- Brief -
Return the part of the text on the medical evaluation of an overweight child starting at "Child Who Is" and ending at "child’s weight gain.", copied word for word.

- Passage to read -
:::::

Child Who Is Overweight: Medical Evaluation
If your child has been diagnosed by a doctor as being overweight or at risk of becoming overweight, a thorough medical exam is important to identify and treat any related health problems.
Your doctor will ask about:
- Your child’s weight history, to see if your child has had an unusual change in rate of growth.
- What may have started the weight gain (such as an illness, family crisis or change, or medicine).
- A family history of obesity, type 2 diabetes, heart disease, high blood pressure, and gallstones.
- Sleeping problems your child may have, such as sleep apnea, which means your child stops breathing at times while asleep.
- When you noticed your child’s weight gain.
- Past efforts to manage weight.
- Unhealthy eating behavior, such as binge eating or fasting.
- Your child’s diet and exercise history.

:::::

(Records from a dataset)
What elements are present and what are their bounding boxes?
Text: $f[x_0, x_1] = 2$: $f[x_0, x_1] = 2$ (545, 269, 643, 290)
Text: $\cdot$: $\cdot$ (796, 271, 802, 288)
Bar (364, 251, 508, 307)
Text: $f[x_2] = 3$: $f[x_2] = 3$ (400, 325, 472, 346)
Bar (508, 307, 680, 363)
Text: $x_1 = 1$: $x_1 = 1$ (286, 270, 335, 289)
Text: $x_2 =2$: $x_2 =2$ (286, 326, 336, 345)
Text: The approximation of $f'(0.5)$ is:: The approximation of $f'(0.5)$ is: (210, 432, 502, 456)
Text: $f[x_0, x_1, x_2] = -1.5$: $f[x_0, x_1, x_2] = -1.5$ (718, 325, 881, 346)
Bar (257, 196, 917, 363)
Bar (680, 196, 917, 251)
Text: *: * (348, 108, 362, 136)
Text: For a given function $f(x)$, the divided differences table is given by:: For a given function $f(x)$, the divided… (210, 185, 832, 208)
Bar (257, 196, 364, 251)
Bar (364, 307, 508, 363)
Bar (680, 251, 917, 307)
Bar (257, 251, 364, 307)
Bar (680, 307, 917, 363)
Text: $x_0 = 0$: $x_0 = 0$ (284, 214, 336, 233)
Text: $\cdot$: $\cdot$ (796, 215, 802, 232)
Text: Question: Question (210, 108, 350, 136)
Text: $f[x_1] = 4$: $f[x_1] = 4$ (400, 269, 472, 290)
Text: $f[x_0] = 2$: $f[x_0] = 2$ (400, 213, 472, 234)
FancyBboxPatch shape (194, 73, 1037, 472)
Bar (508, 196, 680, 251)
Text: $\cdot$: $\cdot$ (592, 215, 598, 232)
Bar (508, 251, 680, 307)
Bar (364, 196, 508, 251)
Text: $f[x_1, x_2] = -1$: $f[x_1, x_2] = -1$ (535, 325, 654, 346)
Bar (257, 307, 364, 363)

:::::

- Written answer -
Child Who Is Overweight: Medical Evaluation
If your child has been diagnosed by a doctor as being overweight or at risk of becoming overweight, a thorough medical exam is important to identify and treat any related health problems.
Your doctor will ask about:
- Your child’s weight history, to see if your child has had an unusual change in rate of growth.
- What may have started the weight gain (such as an illness, family crisis or change, or medicine).
- A family history of obesity, type 2 diabetes, heart disease, high blood pressure, and gallstones.
- Sleeping problems your child may have, such as sleep apnea, which means your child stops breathing at times while asleep.
- When you noticed your child’s weight gain.